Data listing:
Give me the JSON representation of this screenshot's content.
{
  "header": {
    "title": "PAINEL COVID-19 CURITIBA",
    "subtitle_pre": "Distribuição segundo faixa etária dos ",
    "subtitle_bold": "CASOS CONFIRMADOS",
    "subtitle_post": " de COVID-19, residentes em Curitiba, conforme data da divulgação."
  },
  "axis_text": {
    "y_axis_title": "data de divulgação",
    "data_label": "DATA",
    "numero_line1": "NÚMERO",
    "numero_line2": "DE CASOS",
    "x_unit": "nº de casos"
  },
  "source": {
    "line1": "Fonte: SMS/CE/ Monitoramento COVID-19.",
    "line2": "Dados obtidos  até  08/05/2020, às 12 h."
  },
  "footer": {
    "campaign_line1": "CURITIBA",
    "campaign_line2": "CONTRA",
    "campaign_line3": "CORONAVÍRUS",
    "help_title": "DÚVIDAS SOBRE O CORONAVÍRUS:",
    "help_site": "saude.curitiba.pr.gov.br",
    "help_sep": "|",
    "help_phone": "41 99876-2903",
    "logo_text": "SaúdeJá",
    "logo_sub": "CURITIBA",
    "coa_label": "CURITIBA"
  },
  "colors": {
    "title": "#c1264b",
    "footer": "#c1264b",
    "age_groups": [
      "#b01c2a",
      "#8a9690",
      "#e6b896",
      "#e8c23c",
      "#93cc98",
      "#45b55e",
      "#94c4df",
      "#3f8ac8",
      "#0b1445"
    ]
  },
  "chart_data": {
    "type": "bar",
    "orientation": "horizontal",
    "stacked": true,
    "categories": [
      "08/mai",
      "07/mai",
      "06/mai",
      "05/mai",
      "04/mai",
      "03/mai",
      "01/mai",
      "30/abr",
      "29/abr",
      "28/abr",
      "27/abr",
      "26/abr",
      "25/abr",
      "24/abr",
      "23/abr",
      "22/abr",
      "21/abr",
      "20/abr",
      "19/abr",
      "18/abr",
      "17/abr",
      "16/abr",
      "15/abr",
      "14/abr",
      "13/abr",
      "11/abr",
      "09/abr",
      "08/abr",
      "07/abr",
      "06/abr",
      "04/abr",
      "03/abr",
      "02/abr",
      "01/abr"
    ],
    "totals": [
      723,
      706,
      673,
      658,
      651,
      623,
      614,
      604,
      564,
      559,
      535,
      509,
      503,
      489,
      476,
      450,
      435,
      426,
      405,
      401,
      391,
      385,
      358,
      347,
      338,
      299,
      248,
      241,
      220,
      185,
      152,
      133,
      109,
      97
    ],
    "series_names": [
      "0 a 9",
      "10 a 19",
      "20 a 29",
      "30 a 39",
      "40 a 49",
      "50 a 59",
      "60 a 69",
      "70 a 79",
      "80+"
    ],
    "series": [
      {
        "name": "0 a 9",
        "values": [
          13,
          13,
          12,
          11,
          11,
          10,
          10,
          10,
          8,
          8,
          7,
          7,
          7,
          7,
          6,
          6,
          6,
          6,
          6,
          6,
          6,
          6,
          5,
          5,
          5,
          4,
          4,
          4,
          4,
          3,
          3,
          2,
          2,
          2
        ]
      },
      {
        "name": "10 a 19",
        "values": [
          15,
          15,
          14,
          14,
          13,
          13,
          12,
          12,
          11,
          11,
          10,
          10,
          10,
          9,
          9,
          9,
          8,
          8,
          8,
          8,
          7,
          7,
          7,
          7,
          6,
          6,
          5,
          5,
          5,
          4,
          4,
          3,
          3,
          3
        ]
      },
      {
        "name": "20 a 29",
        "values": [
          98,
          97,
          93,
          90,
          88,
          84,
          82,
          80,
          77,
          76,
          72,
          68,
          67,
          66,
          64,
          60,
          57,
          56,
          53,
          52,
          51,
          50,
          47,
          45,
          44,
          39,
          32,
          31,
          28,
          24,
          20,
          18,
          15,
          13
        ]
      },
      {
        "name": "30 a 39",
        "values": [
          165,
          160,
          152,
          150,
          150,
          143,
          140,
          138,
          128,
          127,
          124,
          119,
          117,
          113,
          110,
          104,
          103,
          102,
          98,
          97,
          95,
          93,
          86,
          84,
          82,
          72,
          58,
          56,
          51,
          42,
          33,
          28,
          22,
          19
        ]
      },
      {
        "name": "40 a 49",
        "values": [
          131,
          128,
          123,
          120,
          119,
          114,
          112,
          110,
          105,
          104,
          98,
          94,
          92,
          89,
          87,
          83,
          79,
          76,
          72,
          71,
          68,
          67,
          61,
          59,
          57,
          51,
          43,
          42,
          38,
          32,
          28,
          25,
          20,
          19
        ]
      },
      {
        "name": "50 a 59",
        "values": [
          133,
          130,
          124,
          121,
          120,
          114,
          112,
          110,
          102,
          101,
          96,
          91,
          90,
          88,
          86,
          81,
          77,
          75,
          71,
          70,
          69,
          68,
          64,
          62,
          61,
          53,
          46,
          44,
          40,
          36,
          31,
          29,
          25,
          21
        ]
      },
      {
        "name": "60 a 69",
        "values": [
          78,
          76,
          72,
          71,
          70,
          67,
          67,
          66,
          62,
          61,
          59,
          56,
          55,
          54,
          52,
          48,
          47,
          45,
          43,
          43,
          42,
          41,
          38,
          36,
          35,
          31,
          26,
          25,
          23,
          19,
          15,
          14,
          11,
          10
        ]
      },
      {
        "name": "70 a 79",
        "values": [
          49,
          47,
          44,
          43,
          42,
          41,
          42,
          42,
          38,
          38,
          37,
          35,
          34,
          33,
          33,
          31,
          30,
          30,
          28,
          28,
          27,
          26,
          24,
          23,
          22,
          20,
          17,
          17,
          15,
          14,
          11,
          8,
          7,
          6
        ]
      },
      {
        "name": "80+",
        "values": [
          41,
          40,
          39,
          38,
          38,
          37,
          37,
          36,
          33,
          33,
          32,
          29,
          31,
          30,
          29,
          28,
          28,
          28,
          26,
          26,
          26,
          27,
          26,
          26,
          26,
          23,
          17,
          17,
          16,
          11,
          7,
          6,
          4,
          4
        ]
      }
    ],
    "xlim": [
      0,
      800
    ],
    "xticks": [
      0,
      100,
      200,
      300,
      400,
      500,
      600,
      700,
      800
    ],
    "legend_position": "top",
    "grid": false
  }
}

» Exercise description
The entries above must be returned exactly.

» Task answer
Give me the JSON representation of this screenshot's content.
{
  "header": {
    "title": "PAINEL COVID-19 CURITIBA",
    "subtitle_pre": "Distribuição segundo faixa etária dos ",
    "subtitle_bold": "CASOS CONFIRMADOS",
    "subtitle_post": " de COVID-19, residentes em Curitiba, conforme data da divulgação."
  },
  "axis_text": {
    "y_axis_title": "data de divulgação",
    "data_label": "DATA",
    "numero_line1": "NÚMERO",
    "numero_line2": "DE CASOS",
    "x_unit": "nº de casos"
  },
  "source": {
    "line1": "Fonte: SMS/CE/ Monitoramento COVID-19.",
    "line2": "Dados obtidos  até  08/05/2020, às 12 h."
  },
  "footer": {
    "campaign_line1": "CURITIBA",
    "campaign_line2": "CONTRA",
    "campaign_line3": "CORONAVÍRUS",
    "help_title": "DÚVIDAS SOBRE O CORONAVÍRUS:",
    "help_site": "saude.curitiba.pr.gov.br",
    "help_sep": "|",
    "help_phone": "41 99876-2903",
    "logo_text": "SaúdeJá",
    "logo_sub": "CURITIBA",
    "coa_label": "CURITIBA"
  },
  "colors": {
    "title": "#c1264b",
    "footer": "#c1264b",
    "age_groups": [
      "#b01c2a",
      "#8a9690",
      "#e6b896",
      "#e8c23c",
      "#93cc98",
      "#45b55e",
      "#94c4df",
      "#3f8ac8",
      "#0b1445"
    ]
  },
  "chart_data": {
    "type": "bar",
    "orientation": "horizontal",
    "stacked": true,
    "categories": [
      "08/mai",
      "07/mai",
      "06/mai",
      "05/mai",
      "04/mai",
      "03/mai",
      "01/mai",
      "30/abr",
      "29/abr",
      "28/abr",
      "27/abr",
      "26/abr",
      "25/abr",
      "24/abr",
      "23/abr",
      "22/abr",
      "21/abr",
      "20/abr",
      "19/abr",
      "18/abr",
      "17/abr",
      "16/abr",
      "15/abr",
      "14/abr",
      "13/abr",
      "11/abr",
      "09/abr",
      "08/abr",
      "07/abr",
      "06/abr",
      "04/abr",
      "03/abr",
      "02/abr",
      "01/abr"
    ],
    "totals": [
      723,
      706,
      673,
      658,
      651,
      623,
      614,
      604,
      564,
      559,
      535,
      509,
      503,
      489,
      476,
      450,
      435,
      426,
      405,
      401,
      391,
      385,
      358,
      347,
      338,
      299,
      248,
      241,
      220,
      185,
      152,
      133,
      109,
      97
    ],
    "series_names": [
      "0 a 9",
      "10 a 19",
      "20 a 29",
      "30 a 39",
      "40 a 49",
      "50 a 59",
      "60 a 69",
      "70 a 79",
      "80+"
    ],
    "series": [
      {
        "name": "0 a 9",
        "values": [
          13,
          13,
          12,
          11,
          11,
          10,
          10,
          10,
          8,
          8,
          7,
          7,
          7,
          7,
          6,
          6,
          6,
          6,
          6,
          6,
          6,
          6,
          5,
          5,
          5,
          4,
          4,
          4,
          4,
          3,
          3,
          2,
          2,
          2
        ]
      },
      {
        "name": "10 a 19",
        "values": [
          15,
          15,
          14,
          14,
          13,
          13,
          12,
          12,
          11,
          11,
          10,
          10,
          10,
          9,
          9,
          9,
          8,
          8,
          8,
          8,
          7,
          7,
          7,
          7,
          6,
          6,
          5,
          5,
          5,
          4,
          4,
          3,
          3,
          3
        ]
      },
      {
        "name": "20 a 29",
        "values": [
          98,
          97,
          93,
          90,
          88,
          84,
          82,
          80,
          77,
          76,
          72,
          68,
          67,
          66,
          64,
          60,
          57,
          56,
          53,
          52,
          51,
          50,
          47,
          45,
          44,
          39,
          32,
          31,
          28,
          24,
          20,
          18,
          15,
          13
        ]
      },
      {
        "name": "30 a 39",
        "values": [
          165,
          160,
          152,
          150,
          150,
          143,
          140,
          138,
          128,
          127,
          124,
          119,
          117,
          113,
          110,
          104,
          103,
          102,
          98,
          97,
          95,
          93,
          86,
          84,
          82,
          72,
          58,
          56,
          51,
          42,
          33,
          28,
          22,
          19
        ]
      },
      {
        "name": "40 a 49",
        "values": [
          131,
          128,
          123,
          120,
          119,
          114,
          112,
          110,
          105,
          104,
          98,
          94,
          92,
          89,
          87,
          83,
          79,
          76,
          72,
          71,
          68,
          67,
          61,
          59,
          57,
          51,
          43,
          42,
          38,
          32,
          28,
          25,
          20,
          19
        ]
      },
      {
        "name": "50 a 59",
        "values": [
          133,
          130,
          124,
          121,
          120,
          114,
          112,
          110,
          102,
          101,
          96,
          91,
          90,
          88,
          86,
          81,
          77,
          75,
          71,
          70,
          69,
          68,
          64,
          62,
          61,
          53,
          46,
          44,
          40,
          36,
          31,
          29,
          25,
          21
        ]
      },
      {
        "name": "60 a 69",
        "values": [
          78,
          76,
          72,
          71,
          70,
          67,
          67,
          66,
          62,
          61,
          59,
          56,
          55,
          54,
          52,
          48,
          47,
          45,
          43,
          43,
          42,
          41,
          38,
          36,
          35,
          31,
          26,
          25,
          23,
          19,
          15,
          14,
          11,
          10
        ]
      },
      {
        "name": "70 a 79",
        "values": [
          49,
          47,
          44,
          43,
          42,
          41,
          42,
          42,
          38,
          38,
          37,
          35,
          34,
          33,
          33,
          31,
          30,
          30,
          28,
          28,
          27,
          26,
          24,
          23,
          22,
          20,
          17,
          17,
          15,
          14,
          11,
          8,
          7,
          6
        ]
      },
      {
        "name": "80+",
        "values": [
          41,
          40,
          39,
          38,
          38,
          37,
          37,
          36,
          33,
          33,
          32,
          29,
          31,
          30,
          29,
          28,
          28,
          28,
          26,
          26,
          26,
          27,
          26,
          26,
          26,
          23,
          17,
          17,
          16,
          11,
          7,
          6,
          4,
          4
        ]
      }
    ],
    "xlim": [
      0,
      800
    ],
    "xticks": [
      0,
      100,
      200,
      300,
      400,
      500,
      600,
      700,
      800
    ],
    "legend_position": "top",
    "grid": false
  }
}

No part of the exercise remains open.